··· Records supplied

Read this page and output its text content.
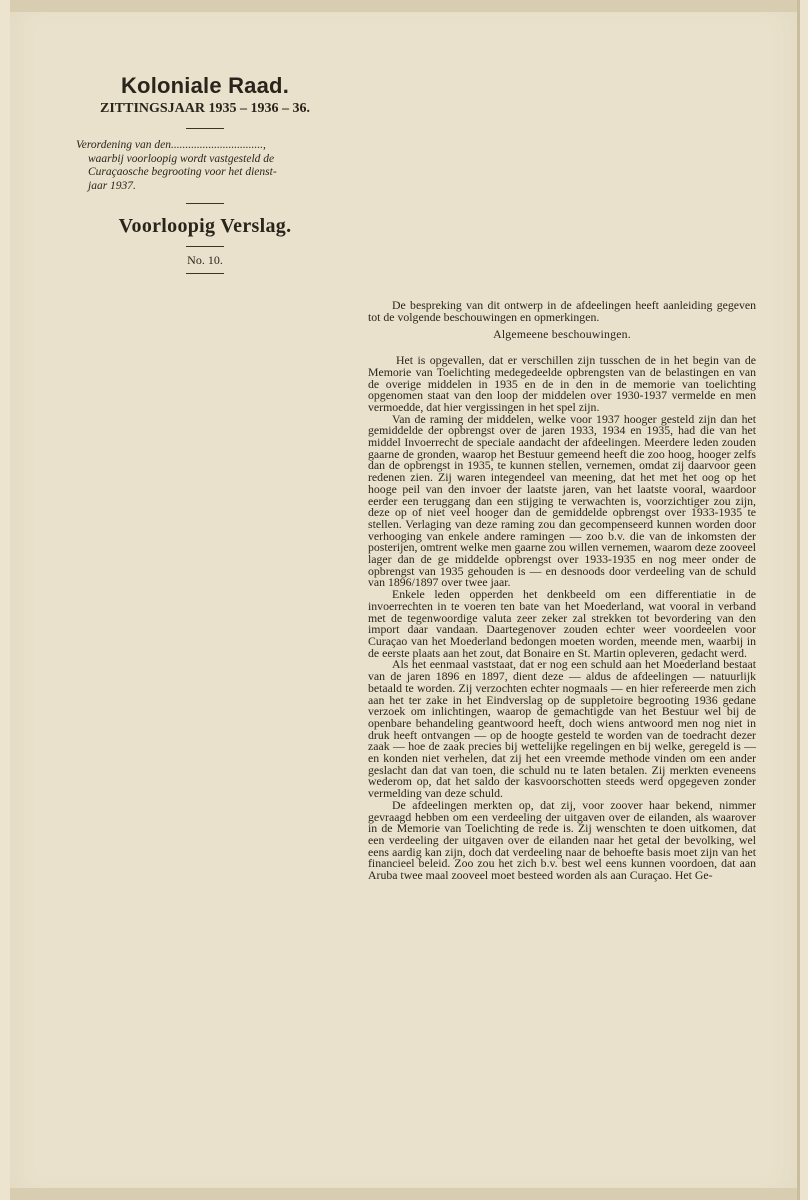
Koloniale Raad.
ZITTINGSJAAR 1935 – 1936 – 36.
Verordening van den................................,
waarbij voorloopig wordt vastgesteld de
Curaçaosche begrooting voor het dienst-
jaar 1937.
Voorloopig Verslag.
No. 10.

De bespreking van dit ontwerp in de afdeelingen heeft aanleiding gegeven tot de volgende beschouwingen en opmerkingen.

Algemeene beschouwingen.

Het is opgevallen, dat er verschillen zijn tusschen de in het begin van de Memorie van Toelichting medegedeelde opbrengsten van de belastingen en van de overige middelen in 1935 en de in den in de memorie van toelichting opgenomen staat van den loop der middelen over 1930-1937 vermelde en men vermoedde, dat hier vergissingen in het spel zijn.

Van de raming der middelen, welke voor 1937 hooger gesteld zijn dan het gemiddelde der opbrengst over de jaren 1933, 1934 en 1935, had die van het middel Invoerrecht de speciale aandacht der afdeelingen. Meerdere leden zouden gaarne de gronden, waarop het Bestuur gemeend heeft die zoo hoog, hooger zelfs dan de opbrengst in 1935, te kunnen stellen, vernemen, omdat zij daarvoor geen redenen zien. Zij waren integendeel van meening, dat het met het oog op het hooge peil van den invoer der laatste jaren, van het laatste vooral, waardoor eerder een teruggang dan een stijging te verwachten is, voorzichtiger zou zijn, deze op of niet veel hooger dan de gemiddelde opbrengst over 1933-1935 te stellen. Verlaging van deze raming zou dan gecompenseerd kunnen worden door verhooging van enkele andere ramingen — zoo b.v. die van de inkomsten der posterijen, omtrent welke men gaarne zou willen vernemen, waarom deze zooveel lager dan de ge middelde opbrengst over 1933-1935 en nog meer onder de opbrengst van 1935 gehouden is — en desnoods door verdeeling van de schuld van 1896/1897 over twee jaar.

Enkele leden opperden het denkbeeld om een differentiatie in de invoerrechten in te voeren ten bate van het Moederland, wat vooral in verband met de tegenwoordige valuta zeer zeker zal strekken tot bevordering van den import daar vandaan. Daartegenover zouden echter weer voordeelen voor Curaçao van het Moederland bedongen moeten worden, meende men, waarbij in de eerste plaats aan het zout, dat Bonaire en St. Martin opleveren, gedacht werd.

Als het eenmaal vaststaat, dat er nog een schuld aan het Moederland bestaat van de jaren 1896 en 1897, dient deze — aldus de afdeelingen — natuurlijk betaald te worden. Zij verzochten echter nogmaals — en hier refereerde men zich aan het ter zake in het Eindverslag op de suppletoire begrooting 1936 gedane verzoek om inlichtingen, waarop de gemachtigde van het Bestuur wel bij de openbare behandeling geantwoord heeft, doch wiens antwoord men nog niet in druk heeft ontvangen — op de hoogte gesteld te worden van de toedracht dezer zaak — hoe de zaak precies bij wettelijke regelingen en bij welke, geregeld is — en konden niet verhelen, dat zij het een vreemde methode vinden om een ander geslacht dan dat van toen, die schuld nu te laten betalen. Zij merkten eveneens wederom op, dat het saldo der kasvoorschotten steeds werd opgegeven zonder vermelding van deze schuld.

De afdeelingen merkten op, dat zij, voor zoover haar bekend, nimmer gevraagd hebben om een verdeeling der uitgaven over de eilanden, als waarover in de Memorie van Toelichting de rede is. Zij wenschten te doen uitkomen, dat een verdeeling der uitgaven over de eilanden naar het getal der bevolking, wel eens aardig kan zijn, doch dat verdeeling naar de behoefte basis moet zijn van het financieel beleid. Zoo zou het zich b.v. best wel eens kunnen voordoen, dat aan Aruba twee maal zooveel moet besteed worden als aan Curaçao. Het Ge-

······
··· Records supplied

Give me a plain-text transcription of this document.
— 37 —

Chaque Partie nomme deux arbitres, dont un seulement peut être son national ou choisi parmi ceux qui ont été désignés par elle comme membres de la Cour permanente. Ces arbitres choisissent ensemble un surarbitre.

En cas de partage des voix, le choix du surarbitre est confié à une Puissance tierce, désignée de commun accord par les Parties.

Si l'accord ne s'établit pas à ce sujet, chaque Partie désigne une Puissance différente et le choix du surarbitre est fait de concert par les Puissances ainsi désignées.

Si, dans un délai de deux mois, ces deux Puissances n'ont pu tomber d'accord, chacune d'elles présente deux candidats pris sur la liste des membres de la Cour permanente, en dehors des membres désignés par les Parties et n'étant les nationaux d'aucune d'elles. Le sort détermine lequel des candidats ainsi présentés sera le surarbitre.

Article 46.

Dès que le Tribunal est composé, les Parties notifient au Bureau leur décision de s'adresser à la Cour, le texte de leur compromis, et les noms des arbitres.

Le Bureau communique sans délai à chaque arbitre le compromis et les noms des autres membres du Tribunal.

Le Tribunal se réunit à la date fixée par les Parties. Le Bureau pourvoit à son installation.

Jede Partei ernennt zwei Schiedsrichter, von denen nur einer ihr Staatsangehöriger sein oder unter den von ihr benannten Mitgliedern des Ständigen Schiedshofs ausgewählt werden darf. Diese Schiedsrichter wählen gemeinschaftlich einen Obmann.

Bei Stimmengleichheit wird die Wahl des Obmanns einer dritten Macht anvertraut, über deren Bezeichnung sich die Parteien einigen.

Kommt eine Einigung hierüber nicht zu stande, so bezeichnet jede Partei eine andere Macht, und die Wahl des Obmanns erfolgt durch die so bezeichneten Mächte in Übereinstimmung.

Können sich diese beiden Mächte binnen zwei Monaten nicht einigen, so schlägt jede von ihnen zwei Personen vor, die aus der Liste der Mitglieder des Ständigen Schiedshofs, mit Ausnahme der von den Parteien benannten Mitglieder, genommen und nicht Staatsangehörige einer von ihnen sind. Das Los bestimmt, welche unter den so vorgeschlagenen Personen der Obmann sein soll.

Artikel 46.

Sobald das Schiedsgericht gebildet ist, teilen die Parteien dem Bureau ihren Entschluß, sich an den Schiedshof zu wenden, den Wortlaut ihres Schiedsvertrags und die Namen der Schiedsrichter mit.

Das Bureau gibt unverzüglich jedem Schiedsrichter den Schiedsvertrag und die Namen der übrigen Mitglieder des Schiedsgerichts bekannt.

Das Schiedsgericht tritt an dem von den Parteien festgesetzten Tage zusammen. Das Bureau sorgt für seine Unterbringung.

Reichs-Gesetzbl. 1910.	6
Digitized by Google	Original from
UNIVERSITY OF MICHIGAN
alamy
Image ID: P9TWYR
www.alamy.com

······

What you are asked to do
Your answer must consist of every line from the listing that holds the string "deux".

Solved problem
Chaque Partie nomme deux arbitres, dont un seulement peut être son national ou choisi parmi ceux qui ont été désignés par elle comme membres de la Cour permanente. Ces arbitres choisissent ensemble un surarbitre.
Si, dans un délai de deux mois, ces deux Puissances n'ont pu tomber d'accord, chacune d'elles présente deux candidats pris sur la liste des membres de la Cour permanente, en dehors des membres désignés par les Parties et n'étant les nationaux d'aucune d'elles. Le sort détermine lequel des candidats ainsi présentés sera le surarbitre.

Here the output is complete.